- REQUIREMENT: All of the records listed below should be retyped exactly.

** START OF DATASET RECORDS **

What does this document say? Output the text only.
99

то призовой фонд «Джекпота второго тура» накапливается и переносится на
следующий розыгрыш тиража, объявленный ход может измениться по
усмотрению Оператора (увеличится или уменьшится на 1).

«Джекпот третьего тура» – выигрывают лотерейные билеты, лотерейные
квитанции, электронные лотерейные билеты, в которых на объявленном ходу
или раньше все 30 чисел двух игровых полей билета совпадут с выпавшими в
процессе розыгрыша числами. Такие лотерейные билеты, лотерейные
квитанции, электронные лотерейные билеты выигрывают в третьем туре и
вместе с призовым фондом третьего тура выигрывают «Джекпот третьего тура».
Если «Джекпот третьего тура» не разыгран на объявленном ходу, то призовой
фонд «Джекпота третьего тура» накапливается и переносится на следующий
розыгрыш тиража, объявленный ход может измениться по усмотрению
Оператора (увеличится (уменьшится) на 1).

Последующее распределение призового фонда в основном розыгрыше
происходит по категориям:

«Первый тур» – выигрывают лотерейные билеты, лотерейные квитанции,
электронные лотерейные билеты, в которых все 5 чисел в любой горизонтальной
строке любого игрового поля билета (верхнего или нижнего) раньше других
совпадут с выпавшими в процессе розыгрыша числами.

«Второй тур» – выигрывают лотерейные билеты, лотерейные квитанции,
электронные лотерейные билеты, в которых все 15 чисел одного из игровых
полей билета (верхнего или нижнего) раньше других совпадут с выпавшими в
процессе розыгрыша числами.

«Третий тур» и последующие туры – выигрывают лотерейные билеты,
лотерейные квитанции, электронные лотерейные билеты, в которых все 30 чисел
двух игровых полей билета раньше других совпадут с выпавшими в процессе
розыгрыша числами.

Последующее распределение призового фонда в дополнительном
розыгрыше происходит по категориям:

** END OF DATASET RECORDS **

- PROBLEM SOLUTION:
What does this document say? Output the text only.
99

то призовой фонд «Джекпота второго тура» накапливается и переносится на
следующий розыгрыш тиража, объявленный ход может измениться по
усмотрению Оператора (увеличится или уменьшится на 1).

«Джекпот третьего тура» – выигрывают лотерейные билеты, лотерейные
квитанции, электронные лотерейные билеты, в которых на объявленном ходу
или раньше все 30 чисел двух игровых полей билета совпадут с выпавшими в
процессе розыгрыша числами. Такие лотерейные билеты, лотерейные
квитанции, электронные лотерейные билеты выигрывают в третьем туре и
вместе с призовым фондом третьего тура выигрывают «Джекпот третьего тура».
Если «Джекпот третьего тура» не разыгран на объявленном ходу, то призовой
фонд «Джекпота третьего тура» накапливается и переносится на следующий
розыгрыш тиража, объявленный ход может измениться по усмотрению
Оператора (увеличится (уменьшится) на 1).

Последующее распределение призового фонда в основном розыгрыше
происходит по категориям:

«Первый тур» – выигрывают лотерейные билеты, лотерейные квитанции,
электронные лотерейные билеты, в которых все 5 чисел в любой горизонтальной
строке любого игрового поля билета (верхнего или нижнего) раньше других
совпадут с выпавшими в процессе розыгрыша числами.

«Второй тур» – выигрывают лотерейные билеты, лотерейные квитанции,
электронные лотерейные билеты, в которых все 15 чисел одного из игровых
полей билета (верхнего или нижнего) раньше других совпадут с выпавшими в
процессе розыгрыша числами.

«Третий тур» и последующие туры – выигрывают лотерейные билеты,
лотерейные квитанции, электронные лотерейные билеты, в которых все 30 чисел
двух игровых полей билета раньше других совпадут с выпавшими в процессе
розыгрыша числами.

Последующее распределение призового фонда в дополнительном
розыгрыше происходит по категориям:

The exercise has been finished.